INSTRUCTIONS TO FOLLOW: Pull each line holding the word "title" from the data.

Chart and figure data:
++++++++++++++++++++
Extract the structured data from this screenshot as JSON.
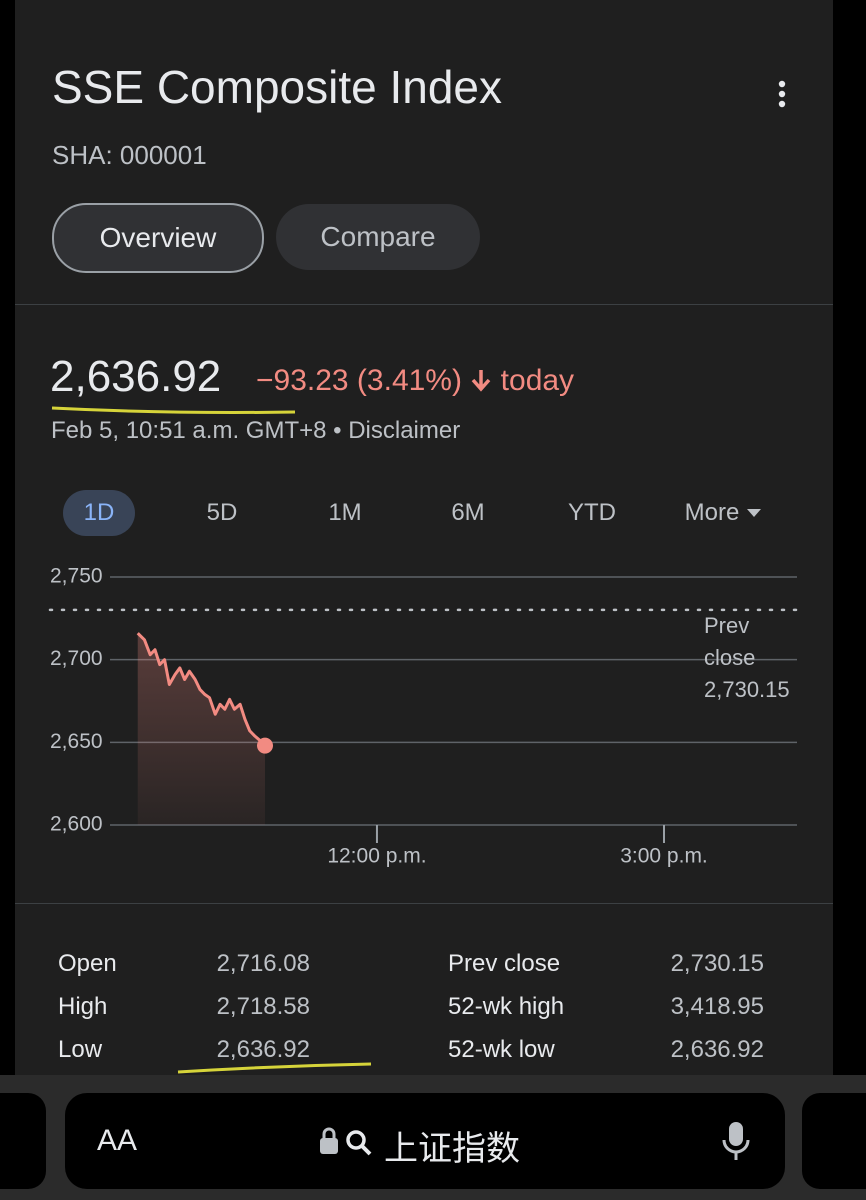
{
  "header": {
    "title": "SSE Composite Index",
    "symbol": "SHA: 000001",
    "tabs": [
      "Overview",
      "Compare"
    ]
  },
  "quote": {
    "price": "2,636.92",
    "change": "−93.23 (3.41%)",
    "period": "today",
    "timestamp": "Feb 5, 10:51 a.m. GMT+8 • Disclaimer"
  },
  "ranges": [
    "1D",
    "5D",
    "1M",
    "6M",
    "YTD",
    "More"
  ],
  "chart_data": {
    "type": "line",
    "x": [
      9.5,
      9.57,
      9.63,
      9.68,
      9.73,
      9.78,
      9.83,
      9.89,
      9.94,
      9.99,
      10.04,
      10.1,
      10.15,
      10.2,
      10.25,
      10.31,
      10.36,
      10.41,
      10.46,
      10.51,
      10.57,
      10.62,
      10.67,
      10.72,
      10.78,
      10.83
    ],
    "values": [
      2716,
      2712,
      2703,
      2706,
      2697,
      2700,
      2685,
      2691,
      2695,
      2688,
      2693,
      2688,
      2682,
      2679,
      2677,
      2667,
      2673,
      2670,
      2676,
      2670,
      2673,
      2664,
      2657,
      2654,
      2651,
      2648
    ],
    "color": "#f28b82",
    "xlim": [
      9.21,
      16.39
    ],
    "xticks": [
      {
        "value": 12,
        "label": "12:00 p.m."
      },
      {
        "value": 15,
        "label": "3:00 p.m."
      }
    ],
    "ylim": [
      2600,
      2750
    ],
    "yticks": [
      {
        "value": 2600,
        "label": "2,600"
      },
      {
        "value": 2650,
        "label": "2,650"
      },
      {
        "value": 2700,
        "label": "2,700"
      },
      {
        "value": 2750,
        "label": "2,750"
      }
    ],
    "grid": true,
    "prev_close": {
      "title": "Prev close",
      "value": 2730.15,
      "label": "2,730.15"
    }
  },
  "stats": {
    "left": [
      [
        "Open",
        "2,716.08"
      ],
      [
        "High",
        "2,718.58"
      ],
      [
        "Low",
        "2,636.92"
      ]
    ],
    "right": [
      [
        "Prev close",
        "2,730.15"
      ],
      [
        "52-wk high",
        "3,418.95"
      ],
      [
        "52-wk low",
        "2,636.92"
      ]
    ]
  },
  "browser": {
    "text_size": "AA",
    "query": "上证指数"
  }
}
++++++++++++++++++++
RESPONSE TO THIS TASK:
    "title": "SSE Composite Index",
      "title": "Prev close",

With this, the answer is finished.